▶ _ACTIONS REQUISES_
1. Reprenez à l'identique le passage du texte sur le mandat de la division d'appel qui va de « [10] La Cour » à « une cour supérieure. ».
2. Présentez sous forme de tableau Markdown, avec les colonnes « N° » et « Ligne », les lignes de la liste depuis son début jusqu'à la ligne contenant « new-silence-button[interactable]: New Silence » incluse. Omettez les lignes vides.

▶ _EXTRAIT DU TEXTE_

Mandat de la division d’appel

[10] La Cour d’appel fédérale a déterminé que la division d’appel n’avait d’autre mandat que celui qui lui est conféré par les articles 55 à 69 de la Loi sur le ministère de l’Emploi et du Développement social (Loi sur le MEDS).Note de bas de page 1

[11] La division d’appel agit à titre de tribunal administratif d’appel eu égard aux décisions rendues par la division générale et n’exerce pas un pouvoir de surveillance de la nature de celui qu’exerce une cour supérieure.

[12] En conséquence, à moins que la division générale n'ait pas observé un principe de justice naturelle, qu'elle ait erré en droit ou qu'elle ait fondé sa décision sur une conclusion de fait erronée, tirée de façon abusive ou arbitraire ou sans tenir compte des éléments portés à sa connaissance, le Tribunal doit rejeter l'appel.

Relevés des cadres d'éléments:
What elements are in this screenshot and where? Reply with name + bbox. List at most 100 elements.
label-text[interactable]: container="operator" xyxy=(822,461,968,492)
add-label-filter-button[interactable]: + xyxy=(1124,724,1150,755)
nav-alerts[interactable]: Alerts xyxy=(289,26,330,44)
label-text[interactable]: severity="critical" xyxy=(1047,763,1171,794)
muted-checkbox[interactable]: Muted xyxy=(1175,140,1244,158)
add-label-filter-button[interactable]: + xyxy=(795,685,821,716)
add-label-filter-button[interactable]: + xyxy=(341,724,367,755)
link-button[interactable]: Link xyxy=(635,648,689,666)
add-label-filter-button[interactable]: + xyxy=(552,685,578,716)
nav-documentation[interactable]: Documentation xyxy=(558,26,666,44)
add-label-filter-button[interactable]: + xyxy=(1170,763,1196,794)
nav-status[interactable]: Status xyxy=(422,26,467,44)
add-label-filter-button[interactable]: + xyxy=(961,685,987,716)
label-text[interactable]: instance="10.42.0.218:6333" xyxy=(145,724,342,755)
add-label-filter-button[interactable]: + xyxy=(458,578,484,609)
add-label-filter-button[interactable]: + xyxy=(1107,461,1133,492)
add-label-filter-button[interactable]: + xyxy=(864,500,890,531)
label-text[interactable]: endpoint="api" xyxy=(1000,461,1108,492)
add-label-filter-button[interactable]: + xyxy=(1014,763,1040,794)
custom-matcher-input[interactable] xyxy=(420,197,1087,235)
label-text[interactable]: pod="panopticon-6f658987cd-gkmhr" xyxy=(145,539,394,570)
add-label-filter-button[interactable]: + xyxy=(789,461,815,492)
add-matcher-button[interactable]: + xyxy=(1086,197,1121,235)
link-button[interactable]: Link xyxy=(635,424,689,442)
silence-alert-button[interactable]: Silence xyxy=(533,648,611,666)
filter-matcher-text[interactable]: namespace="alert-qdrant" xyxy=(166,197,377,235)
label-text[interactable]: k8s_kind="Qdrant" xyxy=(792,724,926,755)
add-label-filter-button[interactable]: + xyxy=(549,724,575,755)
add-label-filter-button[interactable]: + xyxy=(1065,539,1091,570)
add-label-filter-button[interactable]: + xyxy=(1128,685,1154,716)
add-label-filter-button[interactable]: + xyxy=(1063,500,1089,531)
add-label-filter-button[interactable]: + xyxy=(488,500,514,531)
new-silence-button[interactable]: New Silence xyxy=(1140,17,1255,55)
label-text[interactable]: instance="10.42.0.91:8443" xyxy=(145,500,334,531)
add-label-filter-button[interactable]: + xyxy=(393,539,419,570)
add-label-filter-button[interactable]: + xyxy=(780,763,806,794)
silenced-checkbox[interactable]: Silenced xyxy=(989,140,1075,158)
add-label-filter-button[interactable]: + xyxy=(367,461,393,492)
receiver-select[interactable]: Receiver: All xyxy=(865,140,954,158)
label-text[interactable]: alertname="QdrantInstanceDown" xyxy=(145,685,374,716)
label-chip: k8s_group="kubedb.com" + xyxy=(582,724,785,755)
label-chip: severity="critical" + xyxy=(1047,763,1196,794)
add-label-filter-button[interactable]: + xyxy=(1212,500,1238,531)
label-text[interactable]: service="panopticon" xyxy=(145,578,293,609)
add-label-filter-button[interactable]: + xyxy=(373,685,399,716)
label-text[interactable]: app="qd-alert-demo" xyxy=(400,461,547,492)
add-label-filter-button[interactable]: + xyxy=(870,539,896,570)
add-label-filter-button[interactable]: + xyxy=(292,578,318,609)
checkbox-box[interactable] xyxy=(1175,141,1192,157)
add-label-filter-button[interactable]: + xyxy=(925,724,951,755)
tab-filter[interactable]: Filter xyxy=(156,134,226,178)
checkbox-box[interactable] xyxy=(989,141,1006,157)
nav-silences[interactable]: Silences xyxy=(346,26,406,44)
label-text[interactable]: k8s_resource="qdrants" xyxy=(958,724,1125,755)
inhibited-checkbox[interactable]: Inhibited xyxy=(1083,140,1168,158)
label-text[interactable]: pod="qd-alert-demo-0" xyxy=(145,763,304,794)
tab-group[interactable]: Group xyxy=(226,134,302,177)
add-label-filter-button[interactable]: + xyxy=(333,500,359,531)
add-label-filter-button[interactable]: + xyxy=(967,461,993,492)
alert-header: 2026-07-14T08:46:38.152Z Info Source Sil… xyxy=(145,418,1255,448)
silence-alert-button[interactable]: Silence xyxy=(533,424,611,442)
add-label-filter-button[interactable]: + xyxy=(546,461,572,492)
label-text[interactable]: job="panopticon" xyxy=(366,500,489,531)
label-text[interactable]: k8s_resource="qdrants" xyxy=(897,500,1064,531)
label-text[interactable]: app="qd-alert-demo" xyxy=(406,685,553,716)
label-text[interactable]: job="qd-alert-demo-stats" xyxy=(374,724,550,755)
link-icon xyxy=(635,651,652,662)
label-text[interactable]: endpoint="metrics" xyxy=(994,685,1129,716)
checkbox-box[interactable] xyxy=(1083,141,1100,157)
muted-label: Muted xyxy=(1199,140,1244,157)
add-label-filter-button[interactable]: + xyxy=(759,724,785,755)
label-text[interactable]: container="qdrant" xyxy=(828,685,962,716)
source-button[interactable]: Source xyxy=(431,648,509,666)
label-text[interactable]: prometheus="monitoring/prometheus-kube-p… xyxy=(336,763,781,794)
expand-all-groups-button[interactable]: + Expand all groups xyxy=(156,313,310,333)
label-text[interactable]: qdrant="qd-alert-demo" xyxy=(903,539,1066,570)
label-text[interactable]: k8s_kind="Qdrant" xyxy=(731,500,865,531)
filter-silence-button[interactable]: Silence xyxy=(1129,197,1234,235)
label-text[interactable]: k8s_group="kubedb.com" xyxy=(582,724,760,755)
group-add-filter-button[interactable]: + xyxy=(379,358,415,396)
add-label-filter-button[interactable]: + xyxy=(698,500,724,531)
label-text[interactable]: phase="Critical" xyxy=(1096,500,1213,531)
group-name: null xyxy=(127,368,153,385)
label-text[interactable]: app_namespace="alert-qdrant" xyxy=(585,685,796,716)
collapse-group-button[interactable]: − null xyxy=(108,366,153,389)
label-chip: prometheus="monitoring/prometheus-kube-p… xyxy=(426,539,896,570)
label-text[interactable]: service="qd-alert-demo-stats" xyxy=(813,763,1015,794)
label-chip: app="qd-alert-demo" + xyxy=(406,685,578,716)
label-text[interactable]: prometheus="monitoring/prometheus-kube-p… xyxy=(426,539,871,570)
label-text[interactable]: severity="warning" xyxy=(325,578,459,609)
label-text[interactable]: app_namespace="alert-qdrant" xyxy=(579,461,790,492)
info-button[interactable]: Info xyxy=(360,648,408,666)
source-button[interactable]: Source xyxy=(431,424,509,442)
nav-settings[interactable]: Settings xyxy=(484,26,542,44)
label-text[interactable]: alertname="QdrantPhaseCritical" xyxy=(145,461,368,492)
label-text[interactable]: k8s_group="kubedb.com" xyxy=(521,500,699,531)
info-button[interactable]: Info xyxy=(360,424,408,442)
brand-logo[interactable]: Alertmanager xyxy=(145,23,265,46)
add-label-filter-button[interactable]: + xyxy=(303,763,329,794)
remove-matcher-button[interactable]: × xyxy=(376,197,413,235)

▶ _RÉPONSES COMPLÈTES_
1.
[10] La Cour d’appel fédérale a déterminé que la division d’appel n’avait d’autre mandat que celui qui lui est conféré par les articles 55 à 69 de la Loi sur le ministère de l’Emploi et du Développement social (Loi sur le MEDS).Note de bas de page 1

[11] La division d’appel agit à titre de tribunal administratif d’appel eu égard aux décisions rendues par la division générale et n’exerce pas un pouvoir de surveillance de la nature de celui qu’exerce une cour supérieure.

2.
| N° | Ligne |
|---|---|
| 1 | What elements are in this screenshot and where? Reply with name + bbox. List at most 100 elements. |
| 2 | label-text[interactable]: container="operator" xyxy=(822,461,968,492) |
| 3 | add-label-filter-button[interactable]: + xyxy=(1124,724,1150,755) |
| 4 | nav-alerts[interactable]: Alerts xyxy=(289,26,330,44) |
| 5 | label-text[interactable]: severity="critical" xyxy=(1047,763,1171,794) |
| 6 | muted-checkbox[interactable]: Muted xyxy=(1175,140,1244,158) |
| 7 | add-label-filter-button[interactable]: + xyxy=(795,685,821,716) |
| 8 | add-label-filter-button[interactable]: + xyxy=(341,724,367,755) |
| 9 | link-button[interactable]: Link xyxy=(635,648,689,666) |
| 10 | add-label-filter-button[interactable]: + xyxy=(552,685,578,716) |
| 11 | nav-documentation[interactable]: Documentation xyxy=(558,26,666,44) |
| 12 | add-label-filter-button[interactable]: + xyxy=(1170,763,1196,794) |
| 13 | nav-status[interactable]: Status xyxy=(422,26,467,44) |
| 14 | add-label-filter-button[interactable]: + xyxy=(961,685,987,716) |
| 15 | label-text[interactable]: instance="10.42.0.218:6333" xyxy=(145,724,342,755) |
| 16 | add-label-filter-button[interactable]: + xyxy=(458,578,484,609) |
| 17 | add-label-filter-button[interactable]: + xyxy=(1107,461,1133,492) |
| 18 | add-label-filter-button[interactable]: + xyxy=(864,500,890,531) |
| 19 | label-text[interactable]: endpoint="api" xyxy=(1000,461,1108,492) |
| 20 | add-label-filter-button[interactable]: + xyxy=(1014,763,1040,794) |
| 21 | custom-matcher-input[interactable] xyxy=(420,197,1087,235) |
| 22 | label-text[interactable]: pod="panopticon-6f658987cd-gkmhr" xyxy=(145,539,394,570) |
| 23 | add-label-filter-button[interactable]: + xyxy=(789,461,815,492) |
| 24 | add-matcher-button[interactable]: + xyxy=(1086,197,1121,235) |
| 25 | link-button[interactable]: Link xyxy=(635,424,689,442) |
| 26 | silence-alert-button[interactable]: Silence xyxy=(533,648,611,666) |
| 27 | filter-matcher-text[interactable]: namespace="alert-qdrant" xyxy=(166,197,377,235) |
| 28 | label-text[interactable]: k8s_kind="Qdrant" xyxy=(792,724,926,755) |
| 29 | add-label-filter-button[interactable]: + xyxy=(549,724,575,755) |
| 30 | add-label-filter-button[interactable]: + xyxy=(1065,539,1091,570) |
| 31 | add-label-filter-button[interactable]: + xyxy=(1128,685,1154,716) |
| 32 | add-label-filter-button[interactable]: + xyxy=(1063,500,1089,531) |
| 33 | add-label-filter-button[interactable]: + xyxy=(488,500,514,531) |
| 34 | new-silence-button[interactable]: New Silence xyxy=(1140,17,1255,55) |